• **Short exercise**:
Write out all of the entries that follow, word for word, but skip the pictures.

+++

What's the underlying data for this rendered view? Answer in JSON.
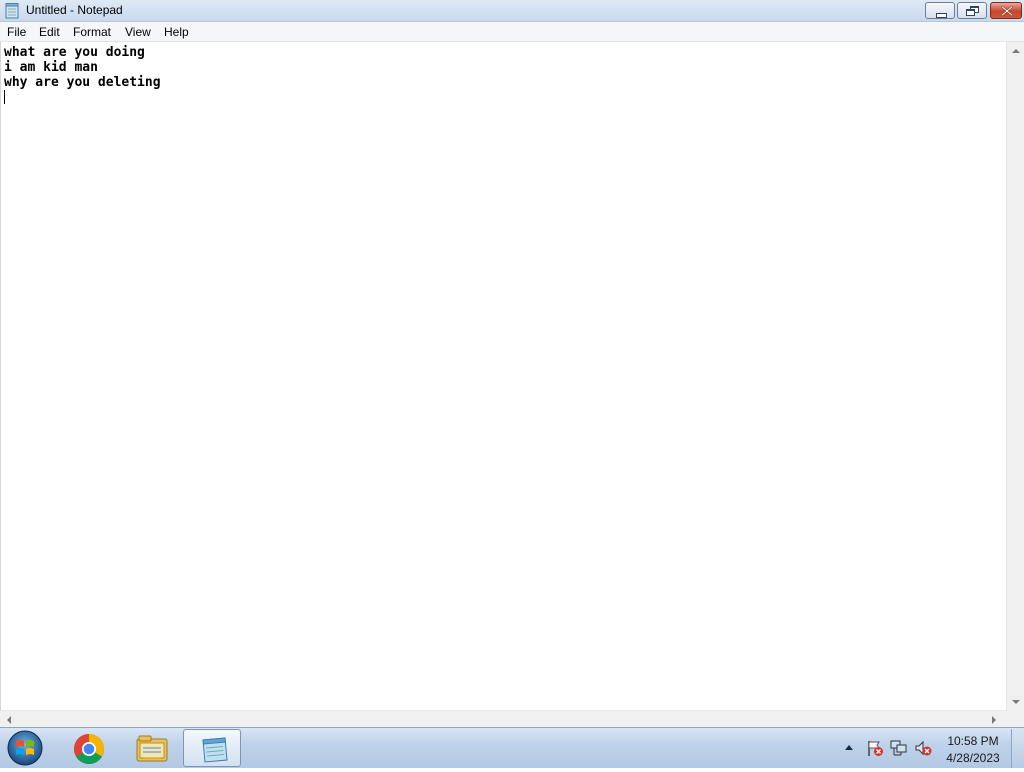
{
  "window": {
    "title": "Untitled - Notepad",
    "icon": "notepad-icon",
    "controls": [
      "minimize-icon",
      "restore-icon",
      "close-icon"
    ]
  },
  "menu": {
    "items": [
      "File",
      "Edit",
      "Format",
      "View",
      "Help"
    ]
  },
  "editor": {
    "lines": [
      "what are you doing",
      "i am kid man",
      "why are you deleting"
    ]
  },
  "taskbar": {
    "items": [
      {
        "name": "start-orb-icon"
      },
      {
        "name": "chrome-icon"
      },
      {
        "name": "file-explorer-icon"
      },
      {
        "name": "notepad-icon",
        "active": true
      }
    ],
    "tray_icons": [
      "show-hidden-icons-arrow",
      "action-center-flag-icon",
      "network-icon",
      "volume-muted-icon"
    ],
    "clock": {
      "time": "10:58 PM",
      "date": "4/28/2023"
    }
  },
  "colors": {
    "titlebar": "#c9d9ee",
    "close_button": "#c8452c",
    "taskbar": "#bfd2ea"
  }
}
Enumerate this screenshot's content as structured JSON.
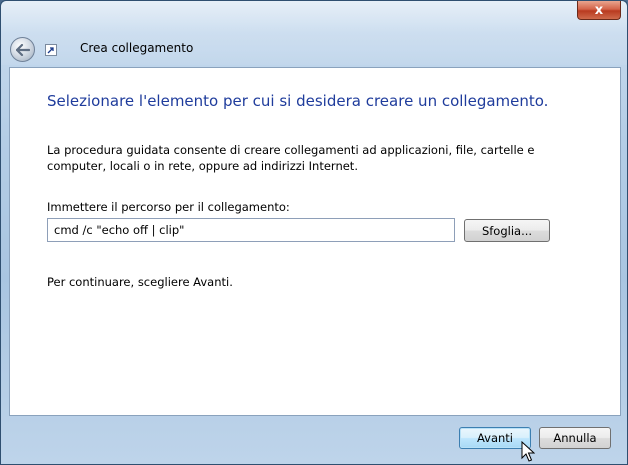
{
  "window": {
    "close_glyph": "x",
    "title": "Crea collegamento"
  },
  "page": {
    "heading": "Selezionare l'elemento per cui si desidera creare un collegamento.",
    "description": "La procedura guidata consente di creare collegamenti ad applicazioni, file, cartelle e computer, locali o in rete, oppure ad indirizzi Internet.",
    "path_label": "Immettere il percorso per il collegamento:",
    "path_value": "cmd /c \"echo off | clip\"",
    "browse_label": "Sfoglia...",
    "continue_hint": "Per continuare, scegliere Avanti."
  },
  "footer": {
    "next_label": "Avanti",
    "cancel_label": "Annulla"
  },
  "icons": {
    "back": "back-arrow-icon",
    "shortcut": "shortcut-arrow-icon",
    "close": "close-icon"
  },
  "colors": {
    "heading": "#1f3c9c",
    "close_button": "#c9503a",
    "default_button_border": "#3c7fb1"
  }
}
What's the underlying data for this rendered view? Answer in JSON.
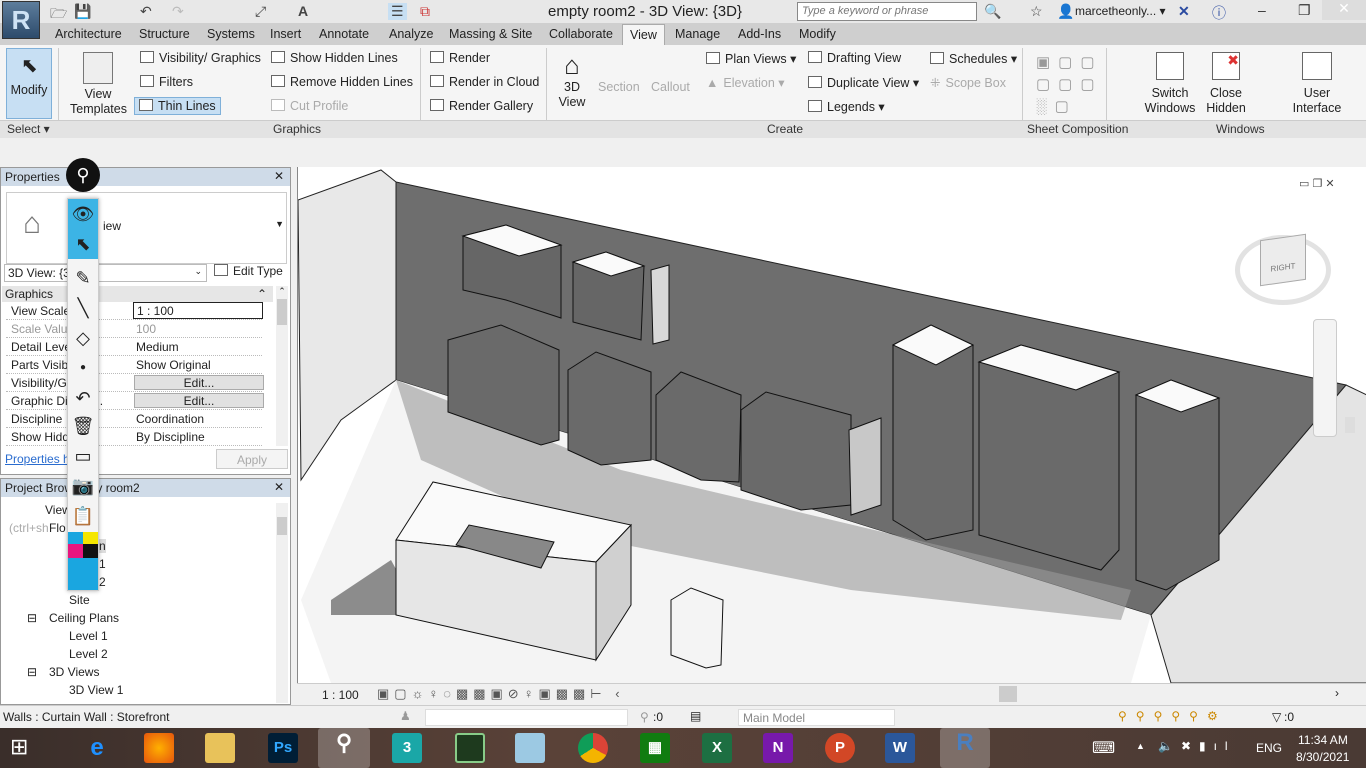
{
  "app": {
    "logo": "R",
    "title": "empty room2 - 3D View: {3D}",
    "search_placeholder": "Type a keyword or phrase",
    "user": "marcetheonly...",
    "user_caret": "▾"
  },
  "tabs": [
    "Architecture",
    "Structure",
    "Systems",
    "Insert",
    "Annotate",
    "Analyze",
    "Massing & Site",
    "Collaborate",
    "View",
    "Manage",
    "Add-Ins",
    "Modify"
  ],
  "active_tab": "View",
  "ribbon": {
    "select": {
      "modify": "Modify",
      "select": "Select ▾"
    },
    "graphics": {
      "view_templates": "View Templates",
      "visibility": "Visibility/ Graphics",
      "filters": "Filters",
      "thin_lines": "Thin Lines",
      "show_hidden": "Show Hidden Lines",
      "remove_hidden": "Remove Hidden Lines",
      "cut_profile": "Cut Profile",
      "render": "Render",
      "render_cloud": "Render in Cloud",
      "render_gallery": "Render Gallery",
      "label": "Graphics"
    },
    "create": {
      "view3d": "3D View",
      "section": "Section",
      "callout": "Callout",
      "plan_views": "Plan Views ▾",
      "elevation": "Elevation ▾",
      "legends": "Legends ▾",
      "drafting": "Drafting View",
      "duplicate": "Duplicate View ▾",
      "schedules": "Schedules ▾",
      "scope_box": "Scope Box",
      "label": "Create"
    },
    "sheet": {
      "label": "Sheet Composition"
    },
    "windows": {
      "switch": "Switch Windows",
      "close_hidden": "Close Hidden",
      "user_interface": "User Interface",
      "label": "Windows"
    }
  },
  "properties": {
    "title": "Properties",
    "type_name": "iew",
    "selector": "3D View: {3",
    "edit_type": "Edit Type",
    "section": "Graphics",
    "rows": [
      {
        "k": "View Scale",
        "v": "1 : 100"
      },
      {
        "k": "Scale Value",
        "v": "100"
      },
      {
        "k": "Detail Leve",
        "v": "Medium"
      },
      {
        "k": "Parts Visibi",
        "v": "Show Original"
      },
      {
        "k": "Visibility/G       s O...",
        "v": "Edit..."
      },
      {
        "k": "Graphic Di       Opti...",
        "v": "Edit..."
      },
      {
        "k": "Discipline",
        "v": "Coordination"
      },
      {
        "k": "Show Hidd       es",
        "v": "By Discipline"
      }
    ],
    "help": "Properties h",
    "apply": "Apply"
  },
  "browser": {
    "title": "Project Brow       mpty room2",
    "items": [
      "Views",
      "Flo       s",
      "n",
      "1",
      "2",
      "Site",
      "Ceiling Plans",
      "Level 1",
      "Level 2",
      "3D Views",
      "3D View 1"
    ],
    "tooltip": "(ctrl+sh"
  },
  "viewcube": {
    "face": "RIGHT"
  },
  "view_control": {
    "scale": "1 : 100"
  },
  "status": {
    "text": "Walls : Curtain Wall : Storefront",
    "sel_count": ":0",
    "model": "Main Model",
    "filter_count": ":0"
  },
  "taskbar": {
    "lang": "ENG",
    "time": "11:34 AM",
    "date": "8/30/2021",
    "apps": [
      "e",
      "3",
      "N",
      "P",
      "W",
      "X",
      "R",
      "Ps"
    ]
  }
}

+++

• **Output**:
What's the underlying data for this rendered view? Answer in JSON.
{
  "window": {
    "title": "Untitled - Notepad",
    "icon": "notepad-icon",
    "controls": [
      "minimize-icon",
      "restore-icon",
      "close-icon"
    ]
  },
  "menu": {
    "items": [
      "File",
      "Edit",
      "Format",
      "View",
      "Help"
    ]
  },
  "editor": {
    "lines": [
      "what are you doing",
      "i am kid man",
      "why are you deleting"
    ]
  },
  "taskbar": {
    "items": [
      {
        "name": "start-orb-icon"
      },
      {
        "name": "chrome-icon"
      },
      {
        "name": "file-explorer-icon"
      },
      {
        "name": "notepad-icon",
        "active": true
      }
    ],
    "tray_icons": [
      "show-hidden-icons-arrow",
      "action-center-flag-icon",
      "network-icon",
      "volume-muted-icon"
    ],
    "clock": {
      "time": "10:58 PM",
      "date": "4/28/2023"
    }
  },
  "colors": {
    "titlebar": "#c9d9ee",
    "close_button": "#c8452c",
    "taskbar": "#bfd2ea"
  }
}
Enumerate this screenshot's content as structured JSON.
{
  "window": {
    "close_glyph": "x",
    "title": "Crea collegamento"
  },
  "page": {
    "heading": "Selezionare l'elemento per cui si desidera creare un collegamento.",
    "description": "La procedura guidata consente di creare collegamenti ad applicazioni, file, cartelle e computer, locali o in rete, oppure ad indirizzi Internet.",
    "path_label": "Immettere il percorso per il collegamento:",
    "path_value": "cmd /c \"echo off | clip\"",
    "browse_label": "Sfoglia...",
    "continue_hint": "Per continuare, scegliere Avanti."
  },
  "footer": {
    "next_label": "Avanti",
    "cancel_label": "Annulla"
  },
  "icons": {
    "back": "back-arrow-icon",
    "shortcut": "shortcut-arrow-icon",
    "close": "close-icon"
  },
  "colors": {
    "heading": "#1f3c9c",
    "close_button": "#c9503a",
    "default_button_border": "#3c7fb1"
  }
}
What's the underlying data for this rendered view? Answer in JSON.
{
  "app": {
    "logo": "R",
    "title": "empty room2 - 3D View: {3D}",
    "search_placeholder": "Type a keyword or phrase",
    "user": "marcetheonly...",
    "user_caret": "▾"
  },
  "tabs": [
    "Architecture",
    "Structure",
    "Systems",
    "Insert",
    "Annotate",
    "Analyze",
    "Massing & Site",
    "Collaborate",
    "View",
    "Manage",
    "Add-Ins",
    "Modify"
  ],
  "active_tab": "View",
  "ribbon": {
    "select": {
      "modify": "Modify",
      "select": "Select ▾"
    },
    "graphics": {
      "view_templates": "View Templates",
      "visibility": "Visibility/ Graphics",
      "filters": "Filters",
      "thin_lines": "Thin Lines",
      "show_hidden": "Show Hidden Lines",
      "remove_hidden": "Remove Hidden Lines",
      "cut_profile": "Cut Profile",
      "render": "Render",
      "render_cloud": "Render in Cloud",
      "render_gallery": "Render Gallery",
      "label": "Graphics"
    },
    "create": {
      "view3d": "3D View",
      "section": "Section",
      "callout": "Callout",
      "plan_views": "Plan Views ▾",
      "elevation": "Elevation ▾",
      "legends": "Legends ▾",
      "drafting": "Drafting View",
      "duplicate": "Duplicate View ▾",
      "schedules": "Schedules ▾",
      "scope_box": "Scope Box",
      "label": "Create"
    },
    "sheet": {
      "label": "Sheet Composition"
    },
    "windows": {
      "switch": "Switch Windows",
      "close_hidden": "Close Hidden",
      "user_interface": "User Interface",
      "label": "Windows"
    }
  },
  "properties": {
    "title": "Properties",
    "type_name": "iew",
    "selector": "3D View: {3",
    "edit_type": "Edit Type",
    "section": "Graphics",
    "rows": [
      {
        "k": "View Scale",
        "v": "1 : 100"
      },
      {
        "k": "Scale Value",
        "v": "100"
      },
      {
        "k": "Detail Leve",
        "v": "Medium"
      },
      {
        "k": "Parts Visibi",
        "v": "Show Original"
      },
      {
        "k": "Visibility/G       s O...",
        "v": "Edit..."
      },
      {
        "k": "Graphic Di       Opti...",
        "v": "Edit..."
      },
      {
        "k": "Discipline",
        "v": "Coordination"
      },
      {
        "k": "Show Hidd       es",
        "v": "By Discipline"
      }
    ],
    "help": "Properties h",
    "apply": "Apply"
  },
  "browser": {
    "title": "Project Brow       mpty room2",
    "items": [
      "Views",
      "Flo       s",
      "n",
      "1",
      "2",
      "Site",
      "Ceiling Plans",
      "Level 1",
      "Level 2",
      "3D Views",
      "3D View 1"
    ],
    "tooltip": "(ctrl+sh"
  },
  "viewcube": {
    "face": "RIGHT"
  },
  "view_control": {
    "scale": "1 : 100"
  },
  "status": {
    "text": "Walls : Curtain Wall : Storefront",
    "sel_count": ":0",
    "model": "Main Model",
    "filter_count": ":0"
  },
  "taskbar": {
    "lang": "ENG",
    "time": "11:34 AM",
    "date": "8/30/2021",
    "apps": [
      "e",
      "3",
      "N",
      "P",
      "W",
      "X",
      "R",
      "Ps"
    ]
  }
}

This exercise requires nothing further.